▶ [TO BE DONE]: Repeat every entry word for word, but leave the images out of your copy.

Dataset rows about figures
-.-.-

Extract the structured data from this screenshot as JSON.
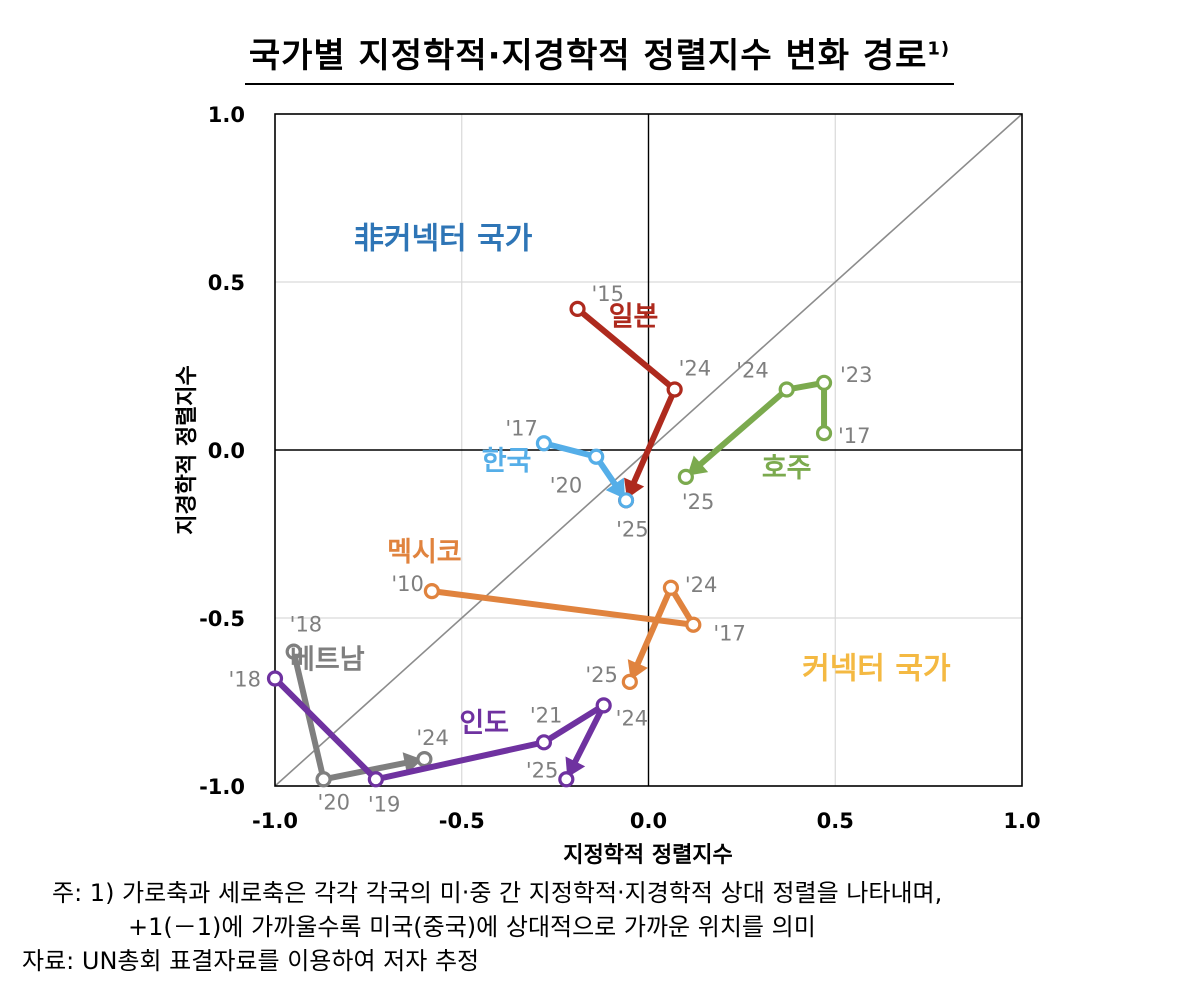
{
  "title": {
    "main": "국가별 지정학적·지경학적 정렬지수 변화 경로",
    "superscript": "1)"
  },
  "notes": {
    "line1": "주: 1) 가로축과 세로축은 각각 각국의 미‧중 간 지정학적‧지경학적 상대 정렬을 나타내며,",
    "line2": "+1(－1)에 가까울수록 미국(중국)에 상대적으로 가까운 위치를 의미",
    "source": "자료: UN총회 표결자료를 이용하여 저자 추정"
  },
  "chart_data": {
    "type": "line",
    "title": "국가별 지정학적·지경학적 정렬지수 변화 경로",
    "xlabel": "지정학적 정렬지수",
    "ylabel": "지경학적 정렬지수",
    "xlim": [
      -1.0,
      1.0
    ],
    "ylim": [
      -1.0,
      1.0
    ],
    "xticks": [
      "-1.0",
      "-0.5",
      "0.0",
      "0.5",
      "1.0"
    ],
    "yticks": [
      "1.0",
      "0.5",
      "0.0",
      "-0.5",
      "-1.0"
    ],
    "grid": true,
    "diagonal": true,
    "regions": [
      {
        "label": "非커넥터 국가",
        "x": -0.55,
        "y": 0.6,
        "color": "#2E75B6"
      },
      {
        "label": "커넥터 국가",
        "x": 0.61,
        "y": -0.68,
        "color": "#F4B942"
      }
    ],
    "series": [
      {
        "name": "일본",
        "color": "#AE2A1E",
        "name_x": -0.04,
        "name_y": 0.37,
        "points": [
          [
            -0.19,
            0.42,
            "'15"
          ],
          [
            0.07,
            0.18,
            "'24"
          ],
          [
            -0.06,
            -0.15,
            "'25"
          ]
        ]
      },
      {
        "name": "호주",
        "color": "#7BAA4E",
        "name_x": 0.37,
        "name_y": -0.08,
        "points": [
          [
            0.47,
            0.05,
            "'17"
          ],
          [
            0.47,
            0.2,
            "'23"
          ],
          [
            0.37,
            0.18,
            "'24"
          ],
          [
            0.1,
            -0.08,
            "'25"
          ]
        ]
      },
      {
        "name": "한국",
        "color": "#55AEE8",
        "name_x": -0.38,
        "name_y": -0.06,
        "points": [
          [
            -0.28,
            0.02,
            "'17"
          ],
          [
            -0.14,
            -0.02,
            "'20"
          ],
          [
            -0.06,
            -0.15,
            "'25"
          ]
        ]
      },
      {
        "name": "멕시코",
        "color": "#E0833E",
        "name_x": -0.6,
        "name_y": -0.33,
        "points": [
          [
            -0.58,
            -0.42,
            "'10"
          ],
          [
            0.12,
            -0.52,
            "'17"
          ],
          [
            0.06,
            -0.41,
            "'24"
          ],
          [
            -0.05,
            -0.69,
            "'25"
          ]
        ]
      },
      {
        "name": "베트남",
        "color": "#7F7F7F",
        "name_x": -0.86,
        "name_y": -0.65,
        "points": [
          [
            -0.95,
            -0.6,
            "'18"
          ],
          [
            -0.87,
            -0.98,
            "'20"
          ],
          [
            -0.6,
            -0.92,
            "'24"
          ]
        ]
      },
      {
        "name": "인도",
        "color": "#6F32A0",
        "name_x": -0.44,
        "name_y": -0.84,
        "points": [
          [
            -1.0,
            -0.68,
            "'18"
          ],
          [
            -0.73,
            -0.98,
            "'19"
          ],
          [
            -0.28,
            -0.87,
            "'21"
          ],
          [
            -0.12,
            -0.76,
            "'24"
          ],
          [
            -0.22,
            -0.98,
            "'25"
          ]
        ]
      }
    ]
  }
}
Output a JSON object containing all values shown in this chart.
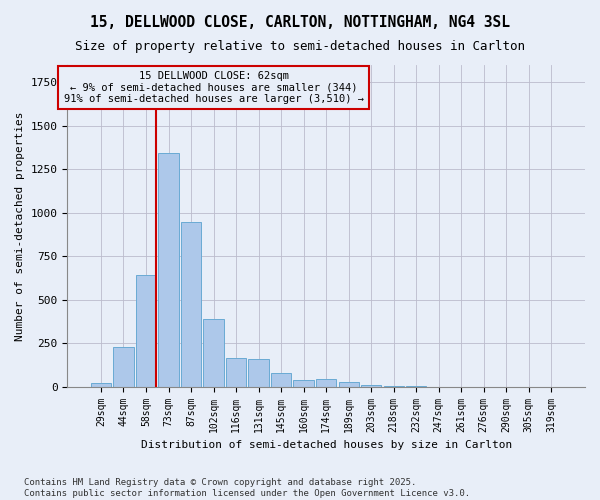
{
  "title_line1": "15, DELLWOOD CLOSE, CARLTON, NOTTINGHAM, NG4 3SL",
  "title_line2": "Size of property relative to semi-detached houses in Carlton",
  "xlabel": "Distribution of semi-detached houses by size in Carlton",
  "ylabel": "Number of semi-detached properties",
  "categories": [
    "29sqm",
    "44sqm",
    "58sqm",
    "73sqm",
    "87sqm",
    "102sqm",
    "116sqm",
    "131sqm",
    "145sqm",
    "160sqm",
    "174sqm",
    "189sqm",
    "203sqm",
    "218sqm",
    "232sqm",
    "247sqm",
    "261sqm",
    "276sqm",
    "290sqm",
    "305sqm",
    "319sqm"
  ],
  "values": [
    20,
    230,
    645,
    1345,
    950,
    390,
    165,
    160,
    80,
    40,
    45,
    28,
    12,
    5,
    2,
    1,
    1,
    0,
    0,
    0,
    0
  ],
  "bar_color": "#adc8ea",
  "bar_edge_color": "#6aaad4",
  "vline_color": "#cc0000",
  "vline_x": 2.45,
  "annotation_title": "15 DELLWOOD CLOSE: 62sqm",
  "annotation_line1": "← 9% of semi-detached houses are smaller (344)",
  "annotation_line2": "91% of semi-detached houses are larger (3,510) →",
  "ylim_max": 1850,
  "footnote1": "Contains HM Land Registry data © Crown copyright and database right 2025.",
  "footnote2": "Contains public sector information licensed under the Open Government Licence v3.0.",
  "bg_color": "#e8eef8"
}
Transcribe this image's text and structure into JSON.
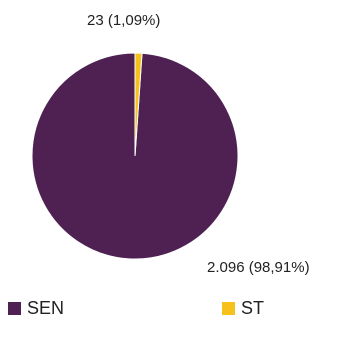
{
  "chart_data": {
    "type": "pie",
    "slices": [
      {
        "name": "SEN",
        "value": 2096,
        "label": "2.096 (98,91%)",
        "color": "#4f2153"
      },
      {
        "name": "ST",
        "value": 23,
        "label": "23 (1,09%)",
        "color": "#f6c11b"
      }
    ],
    "legend_position": "bottom"
  }
}
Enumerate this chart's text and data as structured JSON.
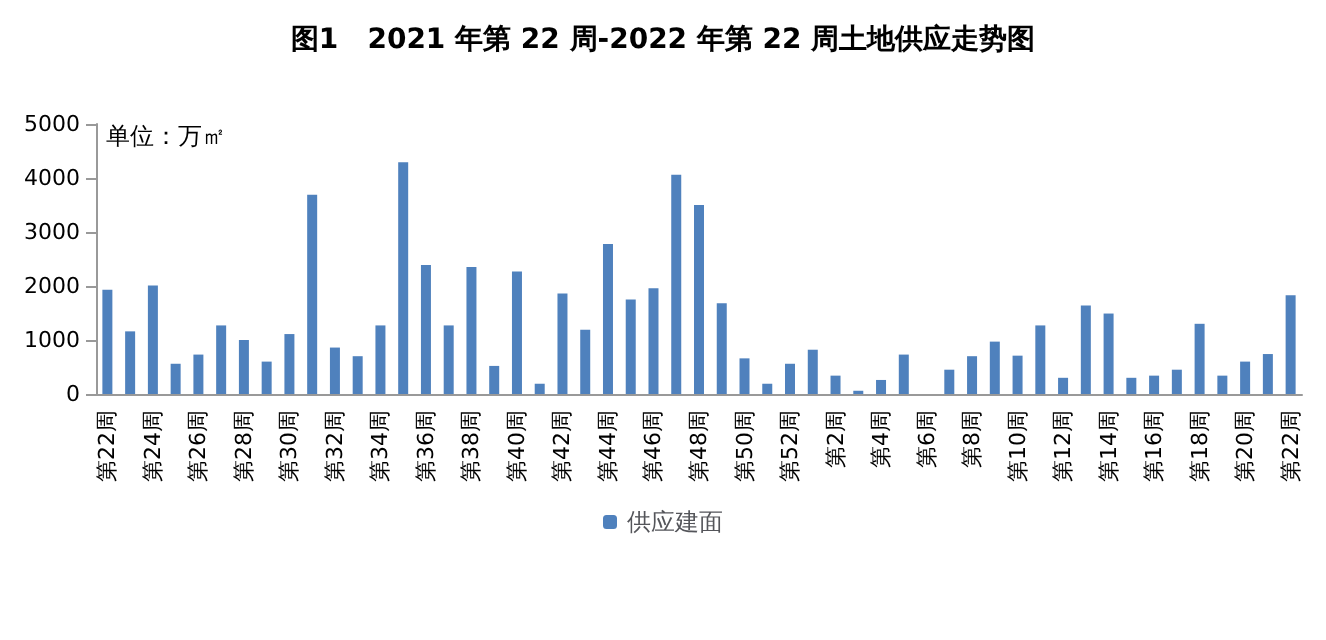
{
  "chart_data": {
    "type": "bar",
    "title": "图1   2021 年第 22 周-2022 年第 22 周土地供应走势图",
    "ylabel": "单位：万㎡",
    "categories": [
      "第22周",
      null,
      "第24周",
      null,
      "第26周",
      null,
      "第28周",
      null,
      "第30周",
      null,
      "第32周",
      null,
      "第34周",
      null,
      "第36周",
      null,
      "第38周",
      null,
      "第40周",
      null,
      "第42周",
      null,
      "第44周",
      null,
      "第46周",
      null,
      "第48周",
      null,
      "第50周",
      null,
      "第52周",
      null,
      "第2周",
      null,
      "第4周",
      null,
      "第6周",
      null,
      "第8周",
      null,
      "第10周",
      null,
      "第12周",
      null,
      "第14周",
      null,
      "第16周",
      null,
      "第18周",
      null,
      "第20周",
      null,
      "第22周"
    ],
    "series": [
      {
        "name": "供应建面",
        "color": "#4f81bd",
        "values": [
          1930,
          1160,
          2010,
          560,
          730,
          1270,
          1000,
          600,
          1110,
          3690,
          860,
          700,
          1270,
          4290,
          2390,
          1270,
          2350,
          520,
          2270,
          190,
          1860,
          1190,
          2780,
          1750,
          1960,
          4060,
          3500,
          1680,
          660,
          190,
          560,
          820,
          340,
          60,
          260,
          730,
          0,
          450,
          700,
          970,
          710,
          1270,
          300,
          1640,
          1490,
          300,
          340,
          450,
          1300,
          340,
          600,
          740,
          1830
        ]
      }
    ],
    "ylim": [
      0,
      5000
    ],
    "yticks": [
      0,
      1000,
      2000,
      3000,
      4000,
      5000
    ],
    "grid": false,
    "legend": "bottom"
  }
}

-.-.-

▶ [OUTPUT OF THE EXERCISE]:
Extract the structured data from this screenshot as JSON.
{
  "title": {
    "main": "국가별 지정학적·지경학적 정렬지수 변화 경로",
    "superscript": "1)"
  },
  "notes": {
    "line1": "주: 1) 가로축과 세로축은 각각 각국의 미‧중 간 지정학적‧지경학적 상대 정렬을 나타내며,",
    "line2": "+1(－1)에 가까울수록 미국(중국)에 상대적으로 가까운 위치를 의미",
    "source": "자료: UN총회 표결자료를 이용하여 저자 추정"
  },
  "chart_data": {
    "type": "line",
    "title": "국가별 지정학적·지경학적 정렬지수 변화 경로",
    "xlabel": "지정학적 정렬지수",
    "ylabel": "지경학적 정렬지수",
    "xlim": [
      -1.0,
      1.0
    ],
    "ylim": [
      -1.0,
      1.0
    ],
    "xticks": [
      "-1.0",
      "-0.5",
      "0.0",
      "0.5",
      "1.0"
    ],
    "yticks": [
      "1.0",
      "0.5",
      "0.0",
      "-0.5",
      "-1.0"
    ],
    "grid": true,
    "diagonal": true,
    "regions": [
      {
        "label": "非커넥터 국가",
        "x": -0.55,
        "y": 0.6,
        "color": "#2E75B6"
      },
      {
        "label": "커넥터 국가",
        "x": 0.61,
        "y": -0.68,
        "color": "#F4B942"
      }
    ],
    "series": [
      {
        "name": "일본",
        "color": "#AE2A1E",
        "name_x": -0.04,
        "name_y": 0.37,
        "points": [
          [
            -0.19,
            0.42,
            "'15"
          ],
          [
            0.07,
            0.18,
            "'24"
          ],
          [
            -0.06,
            -0.15,
            "'25"
          ]
        ]
      },
      {
        "name": "호주",
        "color": "#7BAA4E",
        "name_x": 0.37,
        "name_y": -0.08,
        "points": [
          [
            0.47,
            0.05,
            "'17"
          ],
          [
            0.47,
            0.2,
            "'23"
          ],
          [
            0.37,
            0.18,
            "'24"
          ],
          [
            0.1,
            -0.08,
            "'25"
          ]
        ]
      },
      {
        "name": "한국",
        "color": "#55AEE8",
        "name_x": -0.38,
        "name_y": -0.06,
        "points": [
          [
            -0.28,
            0.02,
            "'17"
          ],
          [
            -0.14,
            -0.02,
            "'20"
          ],
          [
            -0.06,
            -0.15,
            "'25"
          ]
        ]
      },
      {
        "name": "멕시코",
        "color": "#E0833E",
        "name_x": -0.6,
        "name_y": -0.33,
        "points": [
          [
            -0.58,
            -0.42,
            "'10"
          ],
          [
            0.12,
            -0.52,
            "'17"
          ],
          [
            0.06,
            -0.41,
            "'24"
          ],
          [
            -0.05,
            -0.69,
            "'25"
          ]
        ]
      },
      {
        "name": "베트남",
        "color": "#7F7F7F",
        "name_x": -0.86,
        "name_y": -0.65,
        "points": [
          [
            -0.95,
            -0.6,
            "'18"
          ],
          [
            -0.87,
            -0.98,
            "'20"
          ],
          [
            -0.6,
            -0.92,
            "'24"
          ]
        ]
      },
      {
        "name": "인도",
        "color": "#6F32A0",
        "name_x": -0.44,
        "name_y": -0.84,
        "points": [
          [
            -1.0,
            -0.68,
            "'18"
          ],
          [
            -0.73,
            -0.98,
            "'19"
          ],
          [
            -0.28,
            -0.87,
            "'21"
          ],
          [
            -0.12,
            -0.76,
            "'24"
          ],
          [
            -0.22,
            -0.98,
            "'25"
          ]
        ]
      }
    ]
  }
}
Output a JSON object containing all values shown in this chart.
{
  "title_line1": "15, DELLWOOD CLOSE, CARLTON, NOTTINGHAM, NG4 3SL",
  "title_line2": "Size of property relative to semi-detached houses in Carlton",
  "xlabel": "Distribution of semi-detached houses by size in Carlton",
  "ylabel": "Number of semi-detached properties",
  "categories": [
    "29sqm",
    "44sqm",
    "58sqm",
    "73sqm",
    "87sqm",
    "102sqm",
    "116sqm",
    "131sqm",
    "145sqm",
    "160sqm",
    "174sqm",
    "189sqm",
    "203sqm",
    "218sqm",
    "232sqm",
    "247sqm",
    "261sqm",
    "276sqm",
    "290sqm",
    "305sqm",
    "319sqm"
  ],
  "values": [
    20,
    230,
    645,
    1345,
    950,
    390,
    165,
    160,
    80,
    40,
    45,
    28,
    12,
    5,
    2,
    1,
    1,
    0,
    0,
    0,
    0
  ],
  "bar_color": "#adc8ea",
  "bar_edge_color": "#6aaad4",
  "vline_color": "#cc0000",
  "vline_x": 2.45,
  "annotation_title": "15 DELLWOOD CLOSE: 62sqm",
  "annotation_line1": "← 9% of semi-detached houses are smaller (344)",
  "annotation_line2": "91% of semi-detached houses are larger (3,510) →",
  "ylim_max": 1850,
  "footnote1": "Contains HM Land Registry data © Crown copyright and database right 2025.",
  "footnote2": "Contains public sector information licensed under the Open Government Licence v3.0.",
  "bg_color": "#e8eef8"
}
Transcribe this image's text and structure into JSON.
{
  "chart_data": {
    "type": "pie",
    "slices": [
      {
        "name": "SEN",
        "value": 2096,
        "label": "2.096 (98,91%)",
        "color": "#4f2153"
      },
      {
        "name": "ST",
        "value": 23,
        "label": "23 (1,09%)",
        "color": "#f6c11b"
      }
    ],
    "legend_position": "bottom"
  }
}
Enumerate this chart's text and data as structured JSON.
{
  "chart_data": {
    "type": "bar",
    "title": "图1   2021 年第 22 周-2022 年第 22 周土地供应走势图",
    "ylabel": "单位：万㎡",
    "categories": [
      "第22周",
      null,
      "第24周",
      null,
      "第26周",
      null,
      "第28周",
      null,
      "第30周",
      null,
      "第32周",
      null,
      "第34周",
      null,
      "第36周",
      null,
      "第38周",
      null,
      "第40周",
      null,
      "第42周",
      null,
      "第44周",
      null,
      "第46周",
      null,
      "第48周",
      null,
      "第50周",
      null,
      "第52周",
      null,
      "第2周",
      null,
      "第4周",
      null,
      "第6周",
      null,
      "第8周",
      null,
      "第10周",
      null,
      "第12周",
      null,
      "第14周",
      null,
      "第16周",
      null,
      "第18周",
      null,
      "第20周",
      null,
      "第22周"
    ],
    "series": [
      {
        "name": "供应建面",
        "color": "#4f81bd",
        "values": [
          1930,
          1160,
          2010,
          560,
          730,
          1270,
          1000,
          600,
          1110,
          3690,
          860,
          700,
          1270,
          4290,
          2390,
          1270,
          2350,
          520,
          2270,
          190,
          1860,
          1190,
          2780,
          1750,
          1960,
          4060,
          3500,
          1680,
          660,
          190,
          560,
          820,
          340,
          60,
          260,
          730,
          0,
          450,
          700,
          970,
          710,
          1270,
          300,
          1640,
          1490,
          300,
          340,
          450,
          1300,
          340,
          600,
          740,
          1830
        ]
      }
    ],
    "ylim": [
      0,
      5000
    ],
    "yticks": [
      0,
      1000,
      2000,
      3000,
      4000,
      5000
    ],
    "grid": false,
    "legend": "bottom"
  }
}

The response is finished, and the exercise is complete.